Extracted data entries:
---+---

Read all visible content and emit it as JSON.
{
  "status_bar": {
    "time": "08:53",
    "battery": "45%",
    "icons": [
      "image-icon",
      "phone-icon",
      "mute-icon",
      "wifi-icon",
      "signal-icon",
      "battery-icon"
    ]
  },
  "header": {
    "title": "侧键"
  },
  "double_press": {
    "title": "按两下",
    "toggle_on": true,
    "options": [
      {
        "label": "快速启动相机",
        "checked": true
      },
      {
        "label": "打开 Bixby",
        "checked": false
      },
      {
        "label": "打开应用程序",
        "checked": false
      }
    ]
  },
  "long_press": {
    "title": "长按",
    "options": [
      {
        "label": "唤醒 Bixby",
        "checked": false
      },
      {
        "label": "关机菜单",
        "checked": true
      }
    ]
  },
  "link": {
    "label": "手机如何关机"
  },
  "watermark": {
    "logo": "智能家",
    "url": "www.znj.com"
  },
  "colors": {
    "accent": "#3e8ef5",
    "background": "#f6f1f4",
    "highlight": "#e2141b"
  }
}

---+---

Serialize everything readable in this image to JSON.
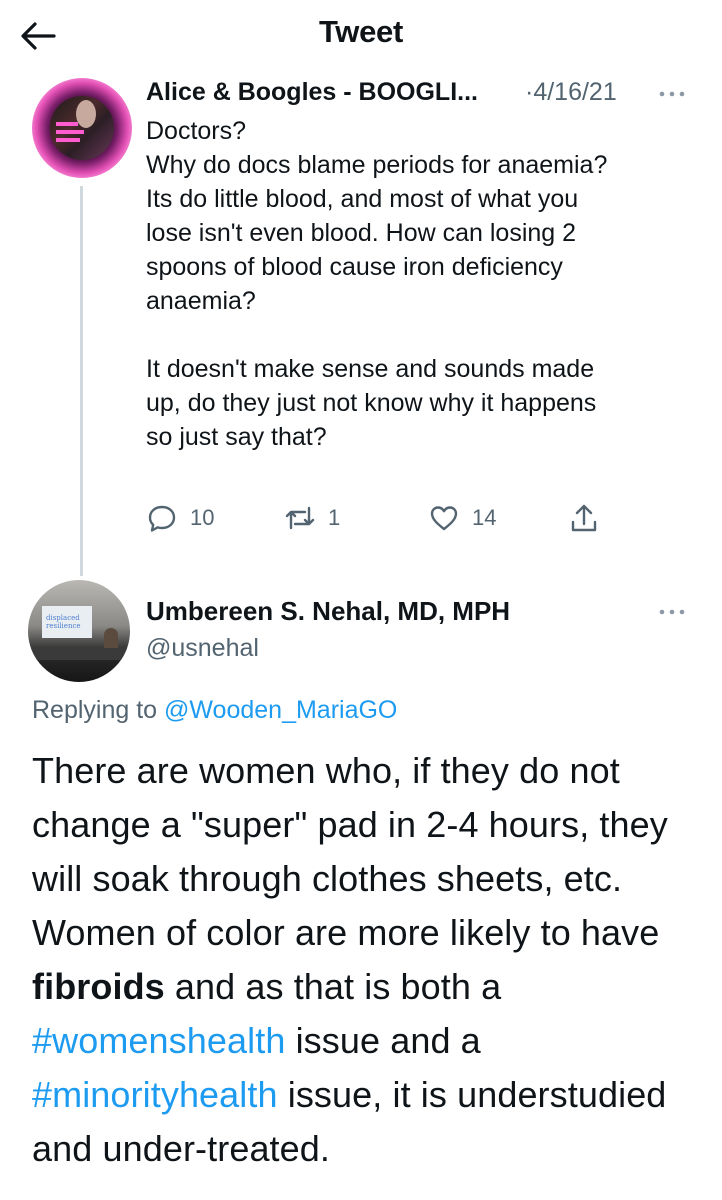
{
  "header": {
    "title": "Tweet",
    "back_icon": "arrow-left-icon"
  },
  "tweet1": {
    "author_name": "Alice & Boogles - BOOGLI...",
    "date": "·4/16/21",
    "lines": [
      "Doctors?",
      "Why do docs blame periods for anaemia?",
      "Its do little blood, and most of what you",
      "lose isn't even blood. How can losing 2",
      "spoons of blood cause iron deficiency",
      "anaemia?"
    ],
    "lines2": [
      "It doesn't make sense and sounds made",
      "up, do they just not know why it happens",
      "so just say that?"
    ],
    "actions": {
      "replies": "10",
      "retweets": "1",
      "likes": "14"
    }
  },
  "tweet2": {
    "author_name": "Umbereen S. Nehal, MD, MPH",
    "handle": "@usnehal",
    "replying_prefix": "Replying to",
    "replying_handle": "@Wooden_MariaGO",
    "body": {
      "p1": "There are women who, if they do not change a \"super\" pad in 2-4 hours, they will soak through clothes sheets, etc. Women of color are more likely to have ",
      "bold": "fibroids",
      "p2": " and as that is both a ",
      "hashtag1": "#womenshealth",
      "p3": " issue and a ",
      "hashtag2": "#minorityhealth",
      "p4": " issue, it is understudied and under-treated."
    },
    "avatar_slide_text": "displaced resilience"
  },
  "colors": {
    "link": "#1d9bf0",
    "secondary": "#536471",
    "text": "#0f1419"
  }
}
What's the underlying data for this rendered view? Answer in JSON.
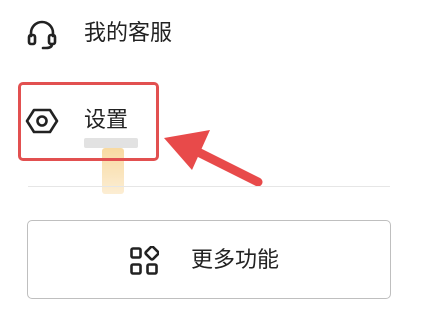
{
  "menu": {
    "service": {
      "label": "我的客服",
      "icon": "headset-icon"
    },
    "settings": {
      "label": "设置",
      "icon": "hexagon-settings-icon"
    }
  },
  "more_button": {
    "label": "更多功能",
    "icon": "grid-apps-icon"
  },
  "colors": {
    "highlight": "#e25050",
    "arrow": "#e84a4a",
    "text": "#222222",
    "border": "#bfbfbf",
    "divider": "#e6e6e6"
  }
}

---+---

From the entries above, copy each line holding "they".

      "up, do they just not know why it happens",
      "p1": "There are women who, if they do not change a \"super\" pad in 2-4 hours, they will soak through clothes sheets, etc. Women of color are more likely to have ",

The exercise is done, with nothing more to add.